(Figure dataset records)
--- start ---
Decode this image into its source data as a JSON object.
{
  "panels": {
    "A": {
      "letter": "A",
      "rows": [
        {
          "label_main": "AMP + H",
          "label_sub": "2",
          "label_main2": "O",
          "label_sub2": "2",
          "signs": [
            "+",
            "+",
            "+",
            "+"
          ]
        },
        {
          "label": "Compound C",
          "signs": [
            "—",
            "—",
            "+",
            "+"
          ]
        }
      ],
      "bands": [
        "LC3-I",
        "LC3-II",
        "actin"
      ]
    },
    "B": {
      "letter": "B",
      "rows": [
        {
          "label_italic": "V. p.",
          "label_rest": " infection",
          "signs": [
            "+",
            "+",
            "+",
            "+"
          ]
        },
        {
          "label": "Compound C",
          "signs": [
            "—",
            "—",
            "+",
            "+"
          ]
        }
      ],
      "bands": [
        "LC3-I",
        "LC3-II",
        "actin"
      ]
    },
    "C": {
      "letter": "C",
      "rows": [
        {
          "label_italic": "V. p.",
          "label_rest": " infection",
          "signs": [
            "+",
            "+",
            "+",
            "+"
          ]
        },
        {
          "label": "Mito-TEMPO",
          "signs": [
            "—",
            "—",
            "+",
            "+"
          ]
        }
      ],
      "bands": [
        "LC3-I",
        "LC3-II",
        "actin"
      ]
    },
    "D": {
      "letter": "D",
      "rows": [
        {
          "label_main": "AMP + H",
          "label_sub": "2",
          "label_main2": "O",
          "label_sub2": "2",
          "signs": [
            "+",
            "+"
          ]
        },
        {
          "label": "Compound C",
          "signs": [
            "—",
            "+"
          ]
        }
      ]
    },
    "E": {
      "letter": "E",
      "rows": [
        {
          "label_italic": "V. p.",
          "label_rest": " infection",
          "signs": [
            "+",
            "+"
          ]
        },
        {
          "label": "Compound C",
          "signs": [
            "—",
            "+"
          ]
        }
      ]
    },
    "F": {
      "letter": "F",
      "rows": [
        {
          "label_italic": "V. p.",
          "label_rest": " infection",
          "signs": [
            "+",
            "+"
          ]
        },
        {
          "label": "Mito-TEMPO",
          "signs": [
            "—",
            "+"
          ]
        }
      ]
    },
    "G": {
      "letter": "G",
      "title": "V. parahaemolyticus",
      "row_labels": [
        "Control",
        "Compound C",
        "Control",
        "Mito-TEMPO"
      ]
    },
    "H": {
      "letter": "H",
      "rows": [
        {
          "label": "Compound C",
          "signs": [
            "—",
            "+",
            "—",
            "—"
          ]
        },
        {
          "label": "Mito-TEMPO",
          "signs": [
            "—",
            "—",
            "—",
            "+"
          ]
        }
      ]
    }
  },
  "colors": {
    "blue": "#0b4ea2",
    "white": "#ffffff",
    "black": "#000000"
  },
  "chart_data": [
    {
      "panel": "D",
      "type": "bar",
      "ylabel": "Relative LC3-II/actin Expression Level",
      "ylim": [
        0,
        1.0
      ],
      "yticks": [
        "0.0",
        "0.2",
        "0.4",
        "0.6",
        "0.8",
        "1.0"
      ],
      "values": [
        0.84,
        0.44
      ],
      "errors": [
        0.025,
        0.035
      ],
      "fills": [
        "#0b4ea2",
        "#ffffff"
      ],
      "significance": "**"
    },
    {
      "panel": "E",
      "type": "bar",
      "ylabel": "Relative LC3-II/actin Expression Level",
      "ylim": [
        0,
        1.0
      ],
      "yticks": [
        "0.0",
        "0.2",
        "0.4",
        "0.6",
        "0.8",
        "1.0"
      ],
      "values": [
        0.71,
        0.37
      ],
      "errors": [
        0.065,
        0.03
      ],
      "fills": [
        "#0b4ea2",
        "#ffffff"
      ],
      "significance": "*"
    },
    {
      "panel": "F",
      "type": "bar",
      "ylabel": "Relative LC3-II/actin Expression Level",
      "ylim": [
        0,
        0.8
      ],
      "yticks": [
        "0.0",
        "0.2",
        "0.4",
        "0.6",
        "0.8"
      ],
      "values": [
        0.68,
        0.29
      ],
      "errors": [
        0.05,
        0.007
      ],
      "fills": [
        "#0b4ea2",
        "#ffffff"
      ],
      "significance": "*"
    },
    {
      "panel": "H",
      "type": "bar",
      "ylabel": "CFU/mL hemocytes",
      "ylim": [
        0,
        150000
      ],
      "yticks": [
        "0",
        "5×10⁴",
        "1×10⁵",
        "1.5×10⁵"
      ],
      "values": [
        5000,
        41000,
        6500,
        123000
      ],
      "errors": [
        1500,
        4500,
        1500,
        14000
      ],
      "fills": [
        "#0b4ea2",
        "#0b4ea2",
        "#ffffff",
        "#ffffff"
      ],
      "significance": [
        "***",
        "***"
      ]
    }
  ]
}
--- end ---
**What you have to do**
Copy out each record, keeping every word as it is.

**Task solution**
Decode this image into its source data as a JSON object.
{
  "panels": {
    "A": {
      "letter": "A",
      "rows": [
        {
          "label_main": "AMP + H",
          "label_sub": "2",
          "label_main2": "O",
          "label_sub2": "2",
          "signs": [
            "+",
            "+",
            "+",
            "+"
          ]
        },
        {
          "label": "Compound C",
          "signs": [
            "—",
            "—",
            "+",
            "+"
          ]
        }
      ],
      "bands": [
        "LC3-I",
        "LC3-II",
        "actin"
      ]
    },
    "B": {
      "letter": "B",
      "rows": [
        {
          "label_italic": "V. p.",
          "label_rest": " infection",
          "signs": [
            "+",
            "+",
            "+",
            "+"
          ]
        },
        {
          "label": "Compound C",
          "signs": [
            "—",
            "—",
            "+",
            "+"
          ]
        }
      ],
      "bands": [
        "LC3-I",
        "LC3-II",
        "actin"
      ]
    },
    "C": {
      "letter": "C",
      "rows": [
        {
          "label_italic": "V. p.",
          "label_rest": " infection",
          "signs": [
            "+",
            "+",
            "+",
            "+"
          ]
        },
        {
          "label": "Mito-TEMPO",
          "signs": [
            "—",
            "—",
            "+",
            "+"
          ]
        }
      ],
      "bands": [
        "LC3-I",
        "LC3-II",
        "actin"
      ]
    },
    "D": {
      "letter": "D",
      "rows": [
        {
          "label_main": "AMP + H",
          "label_sub": "2",
          "label_main2": "O",
          "label_sub2": "2",
          "signs": [
            "+",
            "+"
          ]
        },
        {
          "label": "Compound C",
          "signs": [
            "—",
            "+"
          ]
        }
      ]
    },
    "E": {
      "letter": "E",
      "rows": [
        {
          "label_italic": "V. p.",
          "label_rest": " infection",
          "signs": [
            "+",
            "+"
          ]
        },
        {
          "label": "Compound C",
          "signs": [
            "—",
            "+"
          ]
        }
      ]
    },
    "F": {
      "letter": "F",
      "rows": [
        {
          "label_italic": "V. p.",
          "label_rest": " infection",
          "signs": [
            "+",
            "+"
          ]
        },
        {
          "label": "Mito-TEMPO",
          "signs": [
            "—",
            "+"
          ]
        }
      ]
    },
    "G": {
      "letter": "G",
      "title": "V. parahaemolyticus",
      "row_labels": [
        "Control",
        "Compound C",
        "Control",
        "Mito-TEMPO"
      ]
    },
    "H": {
      "letter": "H",
      "rows": [
        {
          "label": "Compound C",
          "signs": [
            "—",
            "+",
            "—",
            "—"
          ]
        },
        {
          "label": "Mito-TEMPO",
          "signs": [
            "—",
            "—",
            "—",
            "+"
          ]
        }
      ]
    }
  },
  "colors": {
    "blue": "#0b4ea2",
    "white": "#ffffff",
    "black": "#000000"
  },
  "chart_data": [
    {
      "panel": "D",
      "type": "bar",
      "ylabel": "Relative LC3-II/actin Expression Level",
      "ylim": [
        0,
        1.0
      ],
      "yticks": [
        "0.0",
        "0.2",
        "0.4",
        "0.6",
        "0.8",
        "1.0"
      ],
      "values": [
        0.84,
        0.44
      ],
      "errors": [
        0.025,
        0.035
      ],
      "fills": [
        "#0b4ea2",
        "#ffffff"
      ],
      "significance": "**"
    },
    {
      "panel": "E",
      "type": "bar",
      "ylabel": "Relative LC3-II/actin Expression Level",
      "ylim": [
        0,
        1.0
      ],
      "yticks": [
        "0.0",
        "0.2",
        "0.4",
        "0.6",
        "0.8",
        "1.0"
      ],
      "values": [
        0.71,
        0.37
      ],
      "errors": [
        0.065,
        0.03
      ],
      "fills": [
        "#0b4ea2",
        "#ffffff"
      ],
      "significance": "*"
    },
    {
      "panel": "F",
      "type": "bar",
      "ylabel": "Relative LC3-II/actin Expression Level",
      "ylim": [
        0,
        0.8
      ],
      "yticks": [
        "0.0",
        "0.2",
        "0.4",
        "0.6",
        "0.8"
      ],
      "values": [
        0.68,
        0.29
      ],
      "errors": [
        0.05,
        0.007
      ],
      "fills": [
        "#0b4ea2",
        "#ffffff"
      ],
      "significance": "*"
    },
    {
      "panel": "H",
      "type": "bar",
      "ylabel": "CFU/mL hemocytes",
      "ylim": [
        0,
        150000
      ],
      "yticks": [
        "0",
        "5×10⁴",
        "1×10⁵",
        "1.5×10⁵"
      ],
      "values": [
        5000,
        41000,
        6500,
        123000
      ],
      "errors": [
        1500,
        4500,
        1500,
        14000
      ],
      "fills": [
        "#0b4ea2",
        "#0b4ea2",
        "#ffffff",
        "#ffffff"
      ],
      "significance": [
        "***",
        "***"
      ]
    }
  ]
}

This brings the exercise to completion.